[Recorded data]
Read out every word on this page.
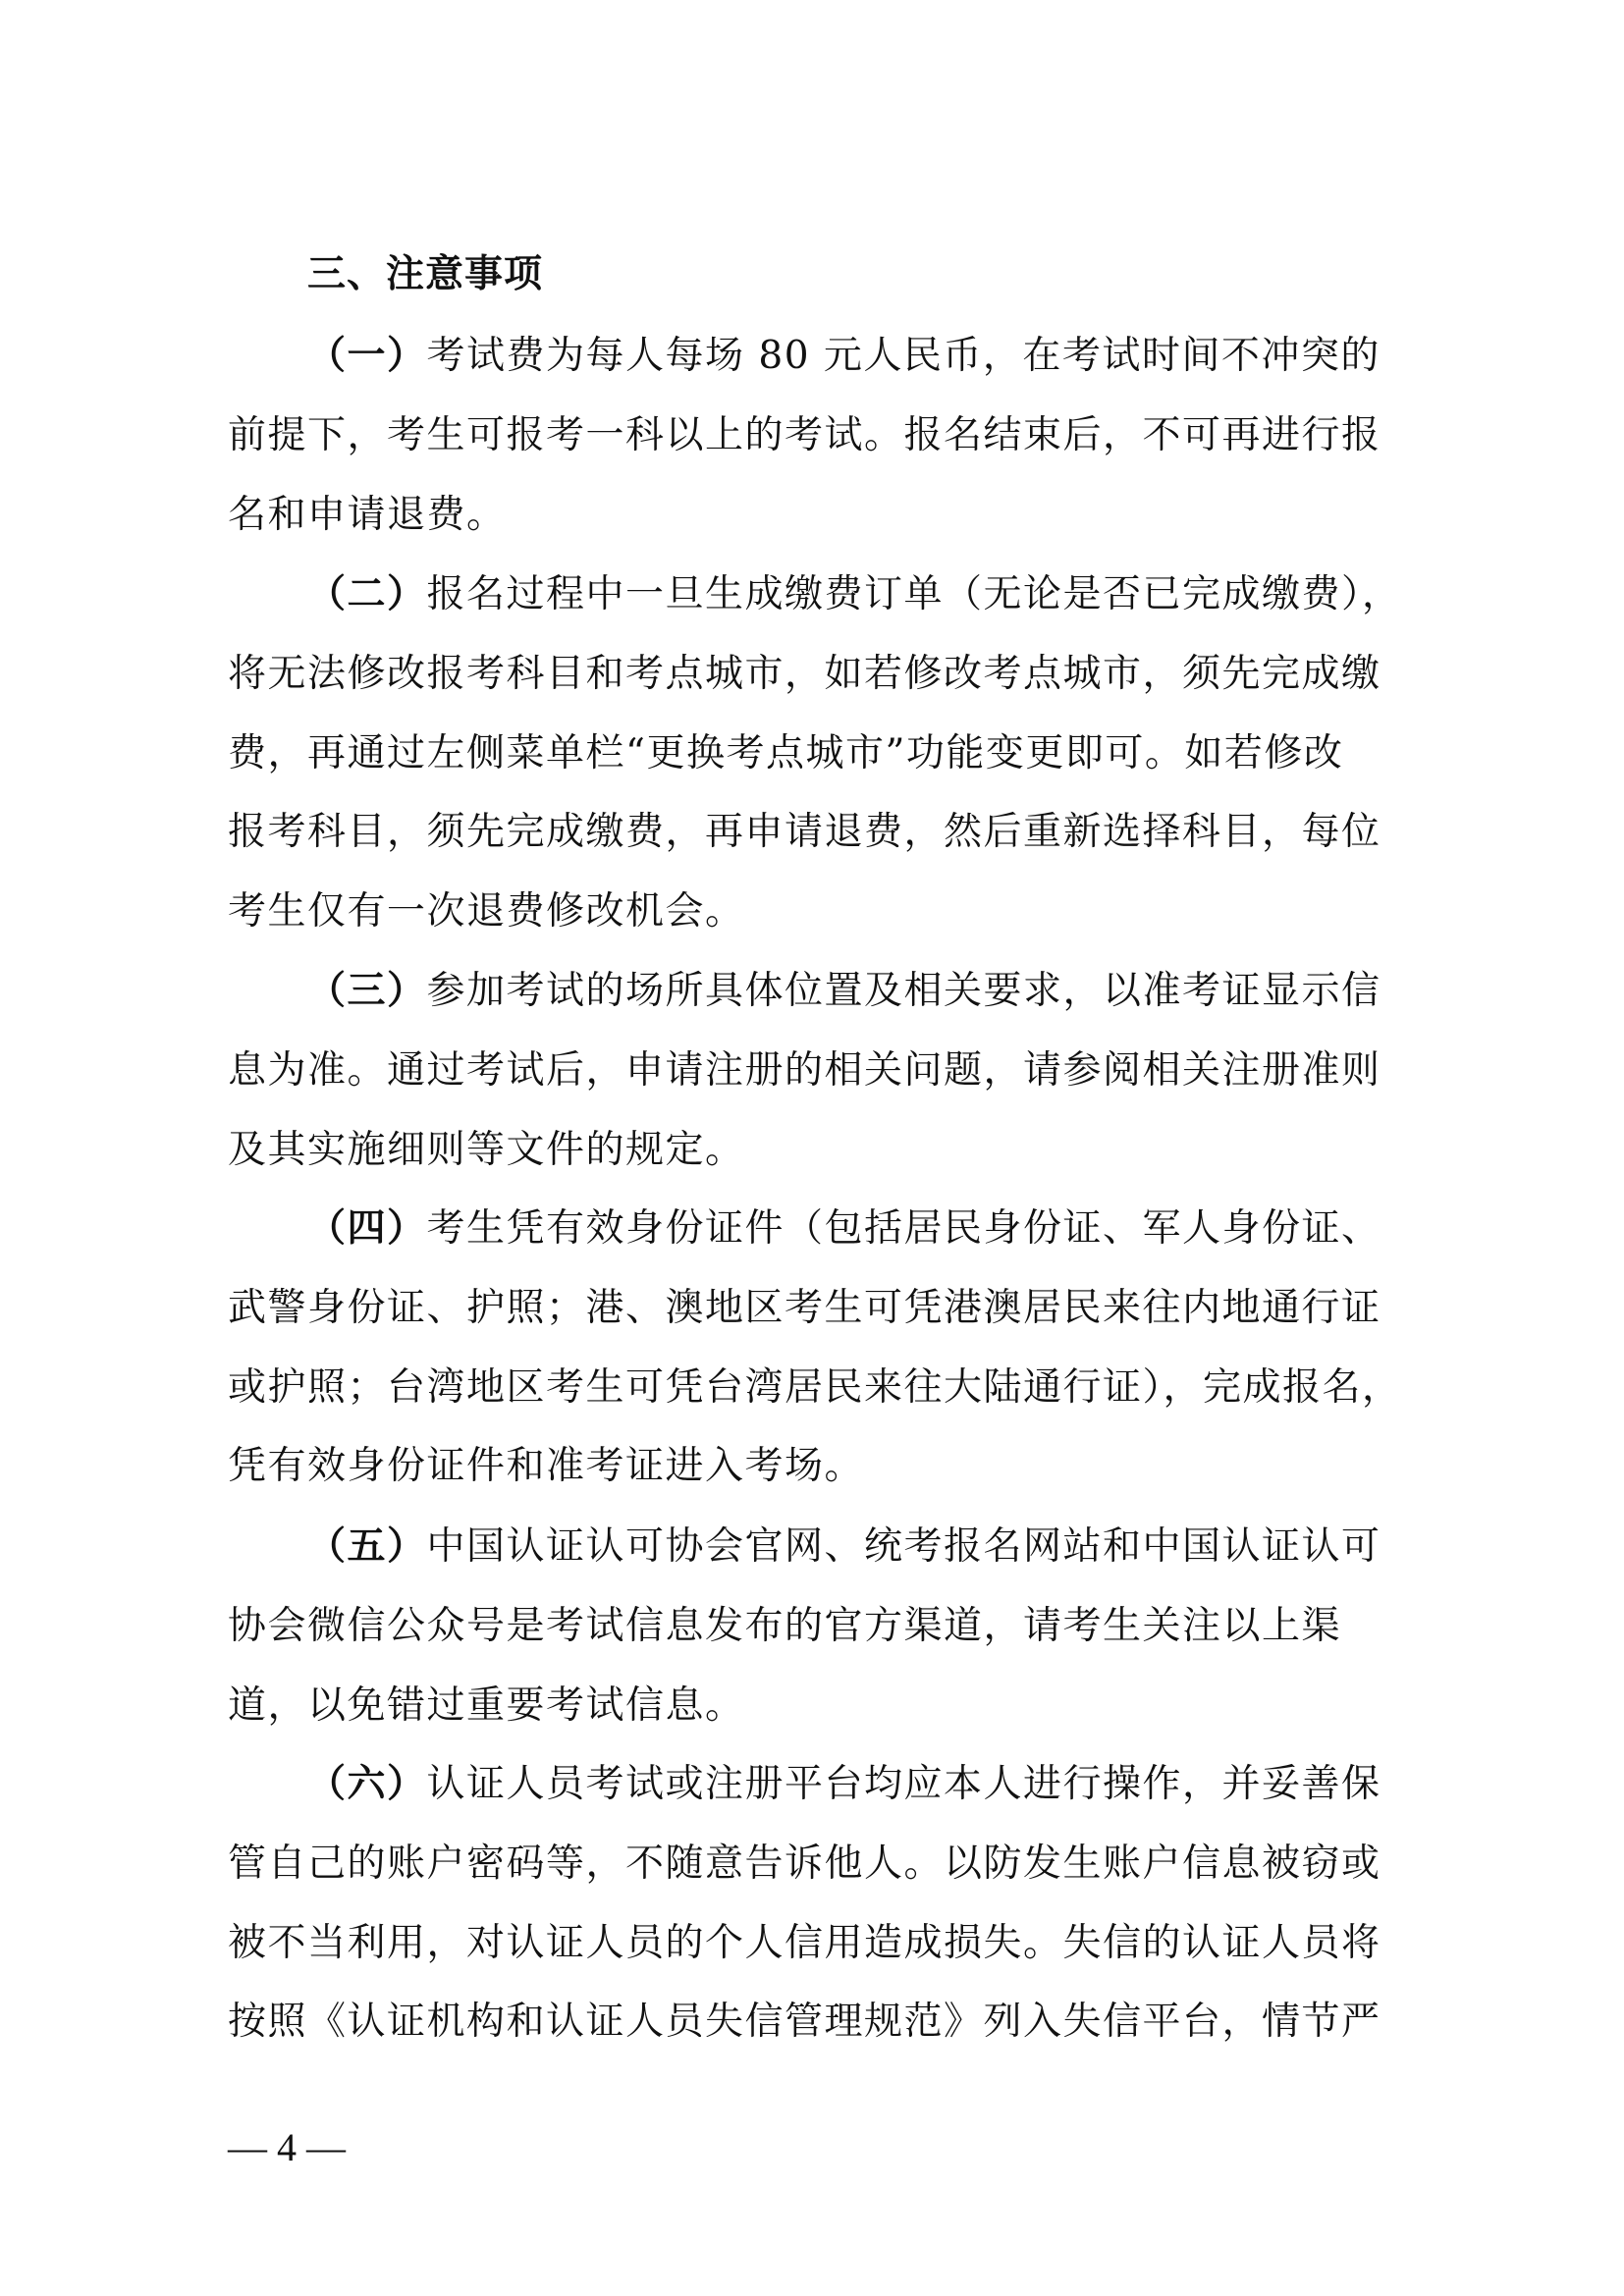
三、注意事项
（一）考试费为每人每场 80 元人民币，在考试时间不冲突的
前提下，考生可报考一科以上的考试。报名结束后，不可再进行报
名和申请退费。
（二）报名过程中一旦生成缴费订单（无论是否已完成缴费），
将无法修改报考科目和考点城市，如若修改考点城市，须先完成缴
费，再通过左侧菜单栏“更换考点城市”功能变更即可。如若修改
报考科目，须先完成缴费，再申请退费，然后重新选择科目，每位
考生仅有一次退费修改机会。
（三）参加考试的场所具体位置及相关要求，以准考证显示信
息为准。通过考试后，申请注册的相关问题，请参阅相关注册准则
及其实施细则等文件的规定。
（四）考生凭有效身份证件（包括居民身份证、军人身份证、
武警身份证、护照；港、澳地区考生可凭港澳居民来往内地通行证
或护照；台湾地区考生可凭台湾居民来往大陆通行证），完成报名，
凭有效身份证件和准考证进入考场。
（五）中国认证认可协会官网、统考报名网站和中国认证认可
协会微信公众号是考试信息发布的官方渠道，请考生关注以上渠
道，以免错过重要考试信息。
（六）认证人员考试或注册平台均应本人进行操作，并妥善保
管自己的账户密码等，不随意告诉他人。以防发生账户信息被窃或
被不当利用，对认证人员的个人信用造成损失。失信的认证人员将
按照《认证机构和认证人员失信管理规范》列入失信平台，情节严
— 4 —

▶ [WHAT TO DO]: Write out the full listing verbatim, excluding its pictures.

▶ [REPLY TO THE TASK]:
Read out every word on this page.
三、注意事项
（一）考试费为每人每场 80 元人民币，在考试时间不冲突的
前提下，考生可报考一科以上的考试。报名结束后，不可再进行报
名和申请退费。
（二）报名过程中一旦生成缴费订单（无论是否已完成缴费），
将无法修改报考科目和考点城市，如若修改考点城市，须先完成缴
费，再通过左侧菜单栏“更换考点城市”功能变更即可。如若修改
报考科目，须先完成缴费，再申请退费，然后重新选择科目，每位
考生仅有一次退费修改机会。
（三）参加考试的场所具体位置及相关要求，以准考证显示信
息为准。通过考试后，申请注册的相关问题，请参阅相关注册准则
及其实施细则等文件的规定。
（四）考生凭有效身份证件（包括居民身份证、军人身份证、
武警身份证、护照；港、澳地区考生可凭港澳居民来往内地通行证
或护照；台湾地区考生可凭台湾居民来往大陆通行证），完成报名，
凭有效身份证件和准考证进入考场。
（五）中国认证认可协会官网、统考报名网站和中国认证认可
协会微信公众号是考试信息发布的官方渠道，请考生关注以上渠
道，以免错过重要考试信息。
（六）认证人员考试或注册平台均应本人进行操作，并妥善保
管自己的账户密码等，不随意告诉他人。以防发生账户信息被窃或
被不当利用，对认证人员的个人信用造成损失。失信的认证人员将
按照《认证机构和认证人员失信管理规范》列入失信平台，情节严
— 4 —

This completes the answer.